**Text:**
* begin *

Obviously : and even the fact that the Blue Age is canon won't deter your all-encompassing desire to prove me "wrong" here.

> > What's funny-looking about a "waveform" showing the Union of Earth
> > and Sky, producing Storm, being the Highest Event of the Golden Age
> > and the Death of Yelm as its Lowest and Final one, and a direct
> > consequence of what happened at the "apex" ?
>
> So you're now _agreeing_ that the Death of Yelm ends the Golden Age,
> contra your earlier quibble? And likewise for the related point about
> the Green Age?

No, no, no (and not "quibble" BTW : I fail to see that a core argument can be a "quibble") : the Death of Yelm is a direct consequence of the central crisis of the Age : the separation by Umath of Sky from Earth, which carries the seeds of that killing and is, cause-and-effect-wise, both the core destruction and the culmination of the Age, causing the era to go into decline, leading to the Death of Yelm.

> > I do agree that there is some undesirable confusion here, and one of my
> > purposes in this thread is to try and identify exactly where it springs
> > from.
>
> Your bogus terminology, in large part!

Ha ha ha.

Confusion * in the sources * ? Confusion * in Greg's statements * ? wakey-wakey ?

Oh, I forget : any chance to _hinder_ debate must be seized by Alex with both hands ... :-(

> > The real problem here is that it appears from the sources that the
> > "elemental progression", the actions of the Gloranthan Court, the Five
> > Movements, the separation/devolution/"re-mixing", were actually
> > concurrent processes ; which is, of course, _why_ the elemental eras
> > prior to the Green Age are so hard to understand.
>
> Which is why any systematic attempt to "split up" the Green Age/Creation
> Age on a "elemental" basis isn't going to get anyone anywhere.

It's _your_ idea that my attempt is a "systematic" one. I'm not attempting to be systematic, what I'm trying to do is _understand_ these periods, something that your more pugnacious comments won't help me do.

I'm _not_ attempting to split anything up, at least not according to your own definitions (viz. flamewars passim) of "system", "semiotic opposition", "logical structure", etc : I am attempting to _characterise_ the Blue Age (which _certainly_ exists despite your denials, and I fail to see how quoting chapter & verse at you in a likely doomed attempt to get you to backtrack on this point can possibly be an interesting activity) and the Black Age (which _almost certainly_ exists : ooooh bad Jules, qualified statement, bad, bad, maybe Alex can squeeze an extra accusation of self-contradiction from * this * rock ?)

* end *

Extracted records:
* begin *

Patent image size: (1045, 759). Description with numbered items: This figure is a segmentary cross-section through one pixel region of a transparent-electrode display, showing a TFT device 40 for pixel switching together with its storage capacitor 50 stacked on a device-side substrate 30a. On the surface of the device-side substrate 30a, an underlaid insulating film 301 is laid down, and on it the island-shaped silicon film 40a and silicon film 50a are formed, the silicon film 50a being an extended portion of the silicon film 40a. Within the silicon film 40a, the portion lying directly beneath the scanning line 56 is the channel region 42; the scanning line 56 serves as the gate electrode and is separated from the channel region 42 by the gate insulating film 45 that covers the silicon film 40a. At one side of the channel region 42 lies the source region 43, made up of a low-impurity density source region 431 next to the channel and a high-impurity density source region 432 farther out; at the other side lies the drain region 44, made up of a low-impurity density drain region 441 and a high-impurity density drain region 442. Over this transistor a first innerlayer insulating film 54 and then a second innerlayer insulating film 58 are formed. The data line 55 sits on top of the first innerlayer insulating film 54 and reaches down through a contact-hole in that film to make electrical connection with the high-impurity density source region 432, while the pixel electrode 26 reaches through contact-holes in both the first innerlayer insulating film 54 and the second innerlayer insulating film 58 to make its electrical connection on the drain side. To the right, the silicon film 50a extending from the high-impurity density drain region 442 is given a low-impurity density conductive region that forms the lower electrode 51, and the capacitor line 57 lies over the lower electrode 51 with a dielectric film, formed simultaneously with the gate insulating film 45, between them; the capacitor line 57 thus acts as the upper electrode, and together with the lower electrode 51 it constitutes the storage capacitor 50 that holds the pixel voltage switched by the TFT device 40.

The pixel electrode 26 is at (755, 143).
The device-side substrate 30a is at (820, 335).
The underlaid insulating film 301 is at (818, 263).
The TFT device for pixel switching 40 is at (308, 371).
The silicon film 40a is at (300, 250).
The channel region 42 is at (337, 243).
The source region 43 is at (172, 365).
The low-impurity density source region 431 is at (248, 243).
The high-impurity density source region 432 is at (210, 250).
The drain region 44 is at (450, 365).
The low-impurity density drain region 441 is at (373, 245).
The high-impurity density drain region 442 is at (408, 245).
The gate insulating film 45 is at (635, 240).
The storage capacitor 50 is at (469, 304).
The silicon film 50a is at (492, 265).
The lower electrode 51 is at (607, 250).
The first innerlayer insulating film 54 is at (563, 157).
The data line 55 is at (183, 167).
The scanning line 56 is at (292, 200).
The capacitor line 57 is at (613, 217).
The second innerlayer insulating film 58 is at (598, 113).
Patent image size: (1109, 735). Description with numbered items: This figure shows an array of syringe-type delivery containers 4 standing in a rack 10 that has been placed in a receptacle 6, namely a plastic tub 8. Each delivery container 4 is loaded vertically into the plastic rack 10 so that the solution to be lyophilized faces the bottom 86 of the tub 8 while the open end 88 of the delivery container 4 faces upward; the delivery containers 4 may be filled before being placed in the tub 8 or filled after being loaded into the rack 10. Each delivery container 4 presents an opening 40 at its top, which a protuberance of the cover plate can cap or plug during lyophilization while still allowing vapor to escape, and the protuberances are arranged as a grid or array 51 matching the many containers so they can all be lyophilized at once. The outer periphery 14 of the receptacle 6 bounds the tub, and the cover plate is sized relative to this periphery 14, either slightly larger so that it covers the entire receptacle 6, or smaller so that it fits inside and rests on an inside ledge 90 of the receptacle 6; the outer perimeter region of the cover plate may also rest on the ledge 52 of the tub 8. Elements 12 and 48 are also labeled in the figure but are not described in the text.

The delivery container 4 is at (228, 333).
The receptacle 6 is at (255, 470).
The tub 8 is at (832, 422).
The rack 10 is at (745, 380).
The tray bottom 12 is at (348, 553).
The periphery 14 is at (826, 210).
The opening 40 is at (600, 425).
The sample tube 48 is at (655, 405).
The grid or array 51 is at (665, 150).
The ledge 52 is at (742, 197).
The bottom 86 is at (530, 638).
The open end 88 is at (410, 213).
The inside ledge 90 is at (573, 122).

* end *

**Tasks:**
A) Render this sentence from the Glorantha post in Spanish: "I'm not attempting to be systematic, what I'm trying to do is _understand_ these periods, something that your more pugnacious comments won't help me do."
B) In the Glorantha post, who separates Sky from Earth?
C) Please print the part of the Glorantha post that begins at the words "Oh, I forget" and ends after "get anyone anywhere.".
Rely on the Glorantha post alone when responding.

**Solutions for each task:**
A) No intento actuar de forma sistemática; lo que intento hacer es _entender_ estos periodos, algo en lo que tus comentarios más belicosos no me ayudarán.

B) Umath.

C)
Oh, I forget : any chance to _hinder_ debate must be seized by Alex with both hands ... :-(

> > The real problem here is that it appears from the sources that the
> > "elemental progression", the actions of the Gloranthan Court, the Five
> > Movements, the separation/devolution/"re-mixing", were actually
> > concurrent processes ; which is, of course, _why_ the elemental eras
> > prior to the Green Age are so hard to understand.
>
> Which is why any systematic attempt to "split up" the Green Age/Creation
> Age on a "elemental" basis isn't going to get anyone anywhere.